## WORK INSTRUCTIONS
Repeat word for word the passage of the Pentaho Data Integration embedding text below, starting with "You can get" and going on through "files from data-integration/lib.".
## start PAGE TEXT
Skip to main content
Pentaho Documentation

Embedding Pentaho Data Integration

You can get the accompanying sample project from the kettle-sdk-embedding-samples folder of the sample code package. The sample project is bundled with a minimal set of dependencies. In a real-world implementation, projects require the complete set of PDI dependencies that include all .jar files from data-integration/lib.

For each embedding scenario, there is a sample class that can be executed as a stand-alone java application. You can execute the classes manually or run the Ant targets provided in build/build.xml to run the sample classes.

Running Transformations

The org.pentaho.di.sdk.samples.embedding.RunningTransformations class is an example of how to run a PDI transformation from Java code in a stand-alone application. This class sets the parameters and executes the transformation in etl/parametrized_transformation.ktr. The transform can be run from the .ktr file using runTransformationFromFileSystem() or from a PDI repository using runTransfomrationFromRepository(). Important considerations:

  • Always make the first call to KettleEnvironment.init() whenever you are working with the PDI APIs.
  • Prepare the transformation: The definition of a PDI transformation is represented by a TransMeta object. You can load this object from a .ktr file, a PDI repository, or you can generate it dynamically. To query the declared parameters of the transformation definition use listParameters(), or to query the assigned values use setParameterValue().
  • Execute the transformation: An executable Trans object is derived from the TransMeta object that is passed to the constructor. The Trans object starts and then executes asynchronously. To ensure that all steps of the Trans object have completed, call waitUntilFinished().
## end PAGE TEXT
## start GIVEN MATERIAL
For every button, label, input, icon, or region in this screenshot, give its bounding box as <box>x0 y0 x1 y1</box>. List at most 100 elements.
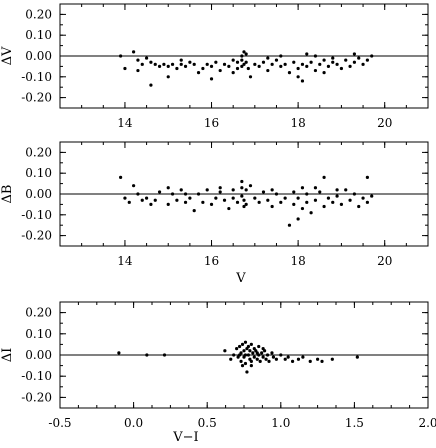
## end GIVEN MATERIAL
## PROBLEM SOLUTION
You can get the accompanying sample project from the kettle-sdk-embedding-samples folder of the sample code package. The sample project is bundled with a minimal set of dependencies. In a real-world implementation, projects require the complete set of PDI dependencies that include all .jar files from data-integration/lib.